(Dataset items)
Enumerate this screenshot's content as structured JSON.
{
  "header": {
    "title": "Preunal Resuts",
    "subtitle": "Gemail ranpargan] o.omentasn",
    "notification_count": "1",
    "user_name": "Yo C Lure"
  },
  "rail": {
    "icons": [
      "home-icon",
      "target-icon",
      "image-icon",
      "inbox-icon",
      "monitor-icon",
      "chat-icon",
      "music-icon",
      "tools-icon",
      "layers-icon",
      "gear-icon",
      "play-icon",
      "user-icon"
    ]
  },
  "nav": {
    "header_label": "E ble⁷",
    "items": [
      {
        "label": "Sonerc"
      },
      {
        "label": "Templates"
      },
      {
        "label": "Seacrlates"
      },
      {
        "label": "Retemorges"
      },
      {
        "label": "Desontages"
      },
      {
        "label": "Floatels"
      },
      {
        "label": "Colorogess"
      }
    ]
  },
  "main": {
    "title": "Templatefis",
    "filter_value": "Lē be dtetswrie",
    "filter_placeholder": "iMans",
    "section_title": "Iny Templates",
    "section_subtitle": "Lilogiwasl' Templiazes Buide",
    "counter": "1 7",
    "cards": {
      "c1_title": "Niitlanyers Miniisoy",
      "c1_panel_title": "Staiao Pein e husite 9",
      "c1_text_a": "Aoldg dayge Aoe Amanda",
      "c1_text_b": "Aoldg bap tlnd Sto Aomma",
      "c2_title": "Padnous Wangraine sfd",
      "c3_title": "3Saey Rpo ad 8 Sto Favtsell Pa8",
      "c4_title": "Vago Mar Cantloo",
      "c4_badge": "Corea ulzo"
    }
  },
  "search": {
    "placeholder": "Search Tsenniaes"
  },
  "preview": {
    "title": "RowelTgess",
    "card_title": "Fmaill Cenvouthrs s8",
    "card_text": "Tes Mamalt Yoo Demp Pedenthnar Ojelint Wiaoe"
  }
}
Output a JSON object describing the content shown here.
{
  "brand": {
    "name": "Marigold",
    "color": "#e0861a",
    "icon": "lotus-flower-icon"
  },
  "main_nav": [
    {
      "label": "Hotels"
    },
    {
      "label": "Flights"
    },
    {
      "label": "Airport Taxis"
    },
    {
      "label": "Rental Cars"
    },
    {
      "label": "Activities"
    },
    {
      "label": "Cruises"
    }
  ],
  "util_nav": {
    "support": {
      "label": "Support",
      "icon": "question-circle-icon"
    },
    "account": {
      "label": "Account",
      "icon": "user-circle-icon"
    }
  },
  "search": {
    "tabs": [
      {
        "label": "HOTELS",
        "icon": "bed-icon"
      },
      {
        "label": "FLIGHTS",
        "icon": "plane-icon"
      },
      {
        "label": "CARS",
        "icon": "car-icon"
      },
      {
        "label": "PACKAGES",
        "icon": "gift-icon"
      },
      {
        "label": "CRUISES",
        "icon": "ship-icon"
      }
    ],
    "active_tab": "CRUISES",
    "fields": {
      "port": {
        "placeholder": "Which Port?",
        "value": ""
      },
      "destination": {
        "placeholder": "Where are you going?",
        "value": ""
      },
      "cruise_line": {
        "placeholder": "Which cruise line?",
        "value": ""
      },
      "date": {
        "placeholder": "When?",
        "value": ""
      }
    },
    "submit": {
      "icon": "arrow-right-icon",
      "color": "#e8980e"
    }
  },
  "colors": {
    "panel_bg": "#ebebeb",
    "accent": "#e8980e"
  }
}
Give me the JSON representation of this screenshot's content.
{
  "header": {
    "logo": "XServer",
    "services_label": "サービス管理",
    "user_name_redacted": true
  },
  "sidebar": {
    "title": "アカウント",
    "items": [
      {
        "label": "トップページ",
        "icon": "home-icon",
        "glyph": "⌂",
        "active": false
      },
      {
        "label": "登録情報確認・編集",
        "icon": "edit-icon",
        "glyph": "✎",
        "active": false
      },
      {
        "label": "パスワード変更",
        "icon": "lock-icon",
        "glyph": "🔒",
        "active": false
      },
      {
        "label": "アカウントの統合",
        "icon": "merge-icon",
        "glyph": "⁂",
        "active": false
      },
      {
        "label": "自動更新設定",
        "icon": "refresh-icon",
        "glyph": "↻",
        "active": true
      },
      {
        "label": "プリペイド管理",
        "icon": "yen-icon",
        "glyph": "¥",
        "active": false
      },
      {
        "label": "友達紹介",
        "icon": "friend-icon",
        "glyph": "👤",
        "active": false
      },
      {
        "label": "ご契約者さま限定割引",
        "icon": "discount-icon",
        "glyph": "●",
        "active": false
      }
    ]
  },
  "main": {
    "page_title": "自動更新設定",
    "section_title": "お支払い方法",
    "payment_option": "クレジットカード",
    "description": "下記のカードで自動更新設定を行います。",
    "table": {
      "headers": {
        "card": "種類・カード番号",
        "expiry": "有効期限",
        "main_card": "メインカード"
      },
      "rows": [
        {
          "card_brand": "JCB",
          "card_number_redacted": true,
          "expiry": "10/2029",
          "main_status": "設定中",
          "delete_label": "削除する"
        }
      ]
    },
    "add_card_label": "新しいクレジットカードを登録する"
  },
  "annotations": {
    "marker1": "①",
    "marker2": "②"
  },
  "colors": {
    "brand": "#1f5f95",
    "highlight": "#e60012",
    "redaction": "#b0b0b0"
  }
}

Exercise instructions.
Pick out lines containing the word "Which", each one as written.

Response.
        "placeholder": "Which Port?",
        "placeholder": "Which cruise line?",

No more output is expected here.